REQUIRED WORK: Write the data out again exactly, with no pictures.
────────────────────────────────────────
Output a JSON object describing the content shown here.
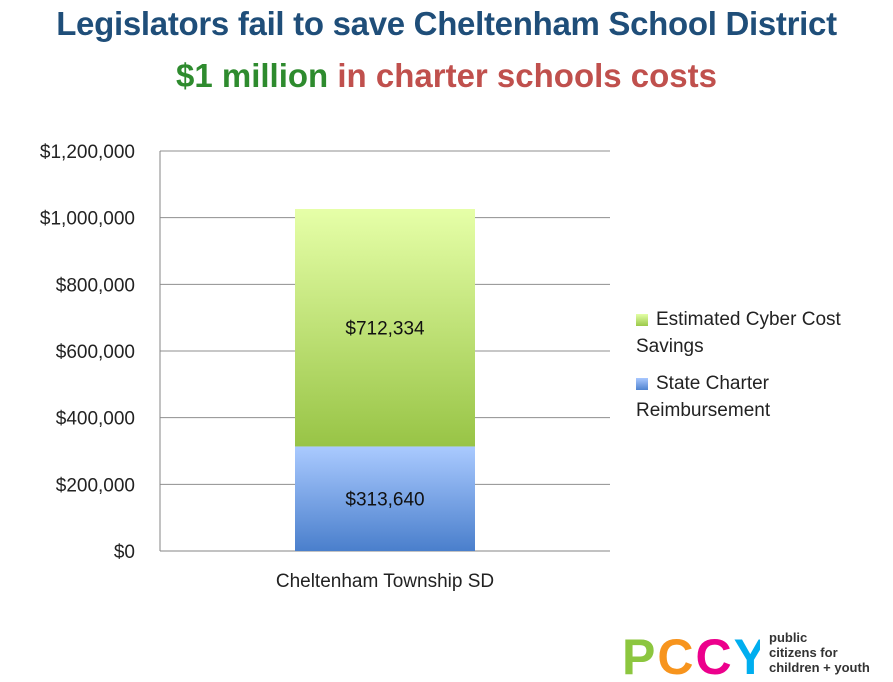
{
  "title_line1": "Legislators fail to save Cheltenham School District",
  "subtitle_green": "$1 million",
  "subtitle_red": "in charter schools costs",
  "colors": {
    "title": "#1f4e79",
    "subtitle_green": "#2e8b2e",
    "subtitle_red": "#c0504d",
    "series_cyber": "#9bc94a",
    "series_state": "#4f83cf"
  },
  "logo": {
    "letters": "PCCY",
    "text_lines": [
      "public",
      "citizens for",
      "children + youth"
    ]
  },
  "chart_data": {
    "type": "bar",
    "stacked": true,
    "categories": [
      "Cheltenham Township SD"
    ],
    "series": [
      {
        "name": "State Charter Reimbursement",
        "values": [
          313640
        ],
        "label": "$313,640"
      },
      {
        "name": "Estimated Cyber Cost Savings",
        "values": [
          712334
        ],
        "label": "$712,334"
      }
    ],
    "ylim": [
      0,
      1200000
    ],
    "yticks": [
      "$0",
      "$200,000",
      "$400,000",
      "$600,000",
      "$800,000",
      "$1,000,000",
      "$1,200,000"
    ],
    "grid": true,
    "legend_position": "right",
    "legend": [
      {
        "line1": "Estimated Cyber Cost",
        "line2": "Savings"
      },
      {
        "line1": "State Charter",
        "line2": "Reimbursement"
      }
    ]
  }
}
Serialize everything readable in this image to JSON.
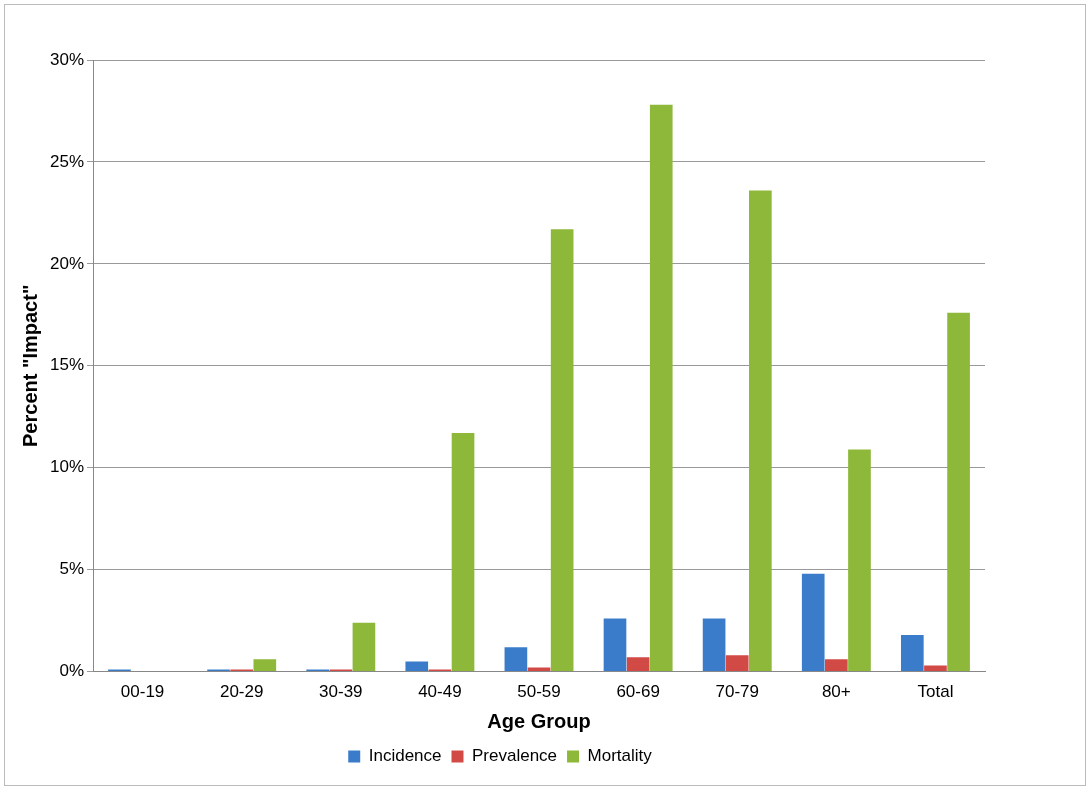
{
  "chart_data": {
    "type": "bar",
    "xlabel": "Age Group",
    "ylabel": "Percent \"Impact\"",
    "categories": [
      "00-19",
      "20-29",
      "30-39",
      "40-49",
      "50-59",
      "60-69",
      "70-79",
      "80+",
      "Total"
    ],
    "series": [
      {
        "name": "Incidence",
        "color": "#3a7cc9",
        "values": [
          0.1,
          0.1,
          0.1,
          0.5,
          1.2,
          2.6,
          2.6,
          4.8,
          1.8
        ]
      },
      {
        "name": "Prevalence",
        "color": "#d24a46",
        "values": [
          0,
          0.1,
          0.1,
          0.1,
          0.2,
          0.7,
          0.8,
          0.6,
          0.3
        ]
      },
      {
        "name": "Mortality",
        "color": "#8db83a",
        "values": [
          0,
          0.6,
          2.4,
          11.7,
          21.7,
          27.8,
          23.6,
          10.9,
          17.6
        ]
      }
    ],
    "ylim": [
      0,
      30
    ],
    "yticks": [
      {
        "value": 0,
        "label": "0%"
      },
      {
        "value": 5,
        "label": "5%"
      },
      {
        "value": 10,
        "label": "10%"
      },
      {
        "value": 15,
        "label": "15%"
      },
      {
        "value": 20,
        "label": "20%"
      },
      {
        "value": 25,
        "label": "25%"
      },
      {
        "value": 30,
        "label": "30%"
      }
    ],
    "grid": "y",
    "legend": "bottom"
  }
}
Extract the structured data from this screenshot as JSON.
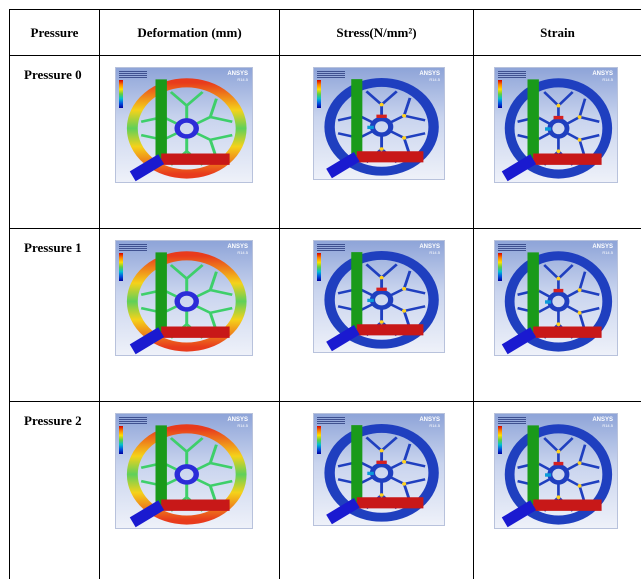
{
  "table": {
    "headers": [
      "Pressure",
      "Deformation (mm)",
      "Stress(N/mm²)",
      "Strain"
    ],
    "rows": [
      {
        "label": "Pressure 0"
      },
      {
        "label": "Pressure 1"
      },
      {
        "label": "Pressure 2"
      }
    ],
    "brand": "ANSYS",
    "brand_version": "R14.5"
  },
  "colors": {
    "deformation_rim": "#e83b1c",
    "deformation_spoke": "#3ecf6a",
    "stress_body": "#1f3fbf",
    "stress_hotspot": "#ffd21f",
    "strain_body": "#1f3fbf"
  },
  "icons": [
    "wheel-contour-plot-icon",
    "triad-axes-icon",
    "color-legend-icon"
  ]
}
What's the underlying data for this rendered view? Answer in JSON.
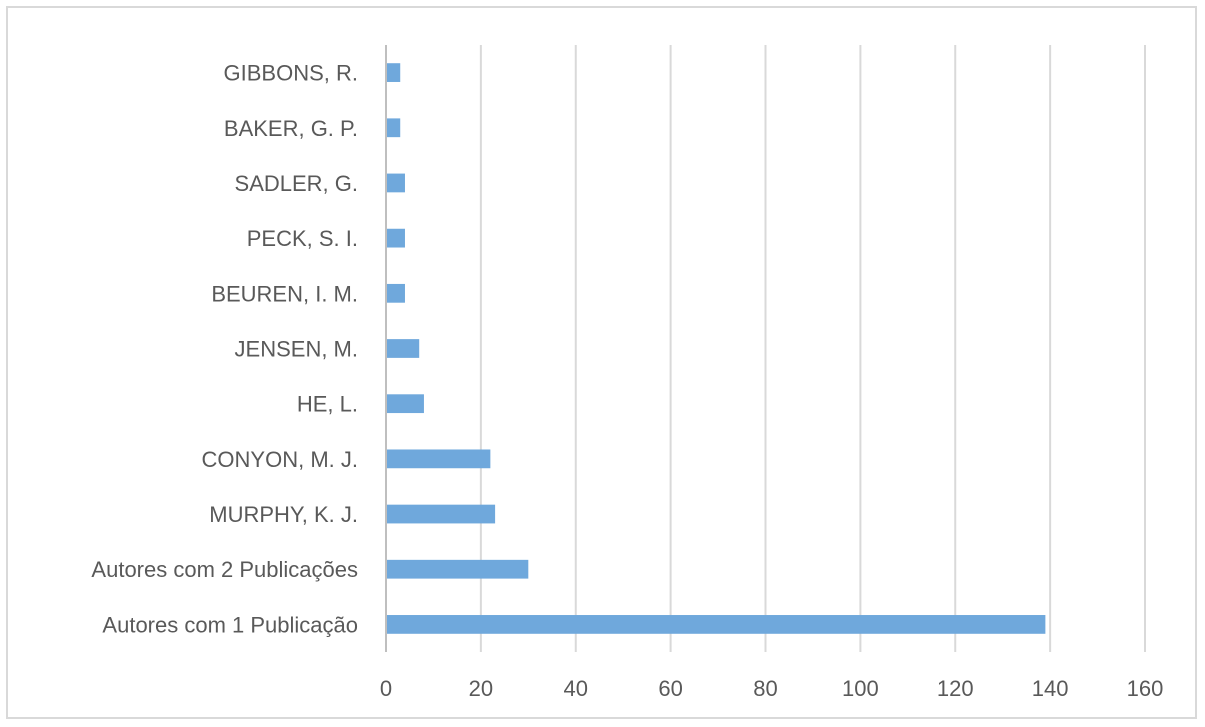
────────────────────────────────────────
OUTPUT:
Output a JSON object describing the content shown here.
{
  "title_line1": "Legislators fail to save Cheltenham School District",
  "subtitle_green": "$1 million",
  "subtitle_red": "in charter schools costs",
  "colors": {
    "title": "#1f4e79",
    "subtitle_green": "#2e8b2e",
    "subtitle_red": "#c0504d",
    "series_cyber": "#9bc94a",
    "series_state": "#4f83cf"
  },
  "logo": {
    "letters": "PCCY",
    "text_lines": [
      "public",
      "citizens for",
      "children + youth"
    ]
  },
  "chart_data": {
    "type": "bar",
    "stacked": true,
    "categories": [
      "Cheltenham Township SD"
    ],
    "series": [
      {
        "name": "State Charter Reimbursement",
        "values": [
          313640
        ],
        "label": "$313,640"
      },
      {
        "name": "Estimated Cyber Cost Savings",
        "values": [
          712334
        ],
        "label": "$712,334"
      }
    ],
    "ylim": [
      0,
      1200000
    ],
    "yticks": [
      "$0",
      "$200,000",
      "$400,000",
      "$600,000",
      "$800,000",
      "$1,000,000",
      "$1,200,000"
    ],
    "grid": true,
    "legend_position": "right",
    "legend": [
      {
        "line1": "Estimated Cyber Cost",
        "line2": "Savings"
      },
      {
        "line1": "State Charter",
        "line2": "Reimbursement"
      }
    ]
  }
}
Serialize everything readable in this image to JSON.
{
  "chart_data": {
    "type": "bar",
    "xlabel": "Age Group",
    "ylabel": "Percent \"Impact\"",
    "categories": [
      "00-19",
      "20-29",
      "30-39",
      "40-49",
      "50-59",
      "60-69",
      "70-79",
      "80+",
      "Total"
    ],
    "series": [
      {
        "name": "Incidence",
        "color": "#3a7cc9",
        "values": [
          0.1,
          0.1,
          0.1,
          0.5,
          1.2,
          2.6,
          2.6,
          4.8,
          1.8
        ]
      },
      {
        "name": "Prevalence",
        "color": "#d24a46",
        "values": [
          0,
          0.1,
          0.1,
          0.1,
          0.2,
          0.7,
          0.8,
          0.6,
          0.3
        ]
      },
      {
        "name": "Mortality",
        "color": "#8db83a",
        "values": [
          0,
          0.6,
          2.4,
          11.7,
          21.7,
          27.8,
          23.6,
          10.9,
          17.6
        ]
      }
    ],
    "ylim": [
      0,
      30
    ],
    "yticks": [
      {
        "value": 0,
        "label": "0%"
      },
      {
        "value": 5,
        "label": "5%"
      },
      {
        "value": 10,
        "label": "10%"
      },
      {
        "value": 15,
        "label": "15%"
      },
      {
        "value": 20,
        "label": "20%"
      },
      {
        "value": 25,
        "label": "25%"
      },
      {
        "value": 30,
        "label": "30%"
      }
    ],
    "grid": "y",
    "legend": "bottom"
  }
}
Extract the structured data from this screenshot as JSON.
{
  "table": {
    "headers": [
      "Pressure",
      "Deformation (mm)",
      "Stress(N/mm²)",
      "Strain"
    ],
    "rows": [
      {
        "label": "Pressure 0"
      },
      {
        "label": "Pressure 1"
      },
      {
        "label": "Pressure 2"
      }
    ],
    "brand": "ANSYS",
    "brand_version": "R14.5"
  },
  "colors": {
    "deformation_rim": "#e83b1c",
    "deformation_spoke": "#3ecf6a",
    "stress_body": "#1f3fbf",
    "stress_hotspot": "#ffd21f",
    "strain_body": "#1f3fbf"
  },
  "icons": [
    "wheel-contour-plot-icon",
    "triad-axes-icon",
    "color-legend-icon"
  ]
}
What's the underlying data for this rendered view? Answer in JSON.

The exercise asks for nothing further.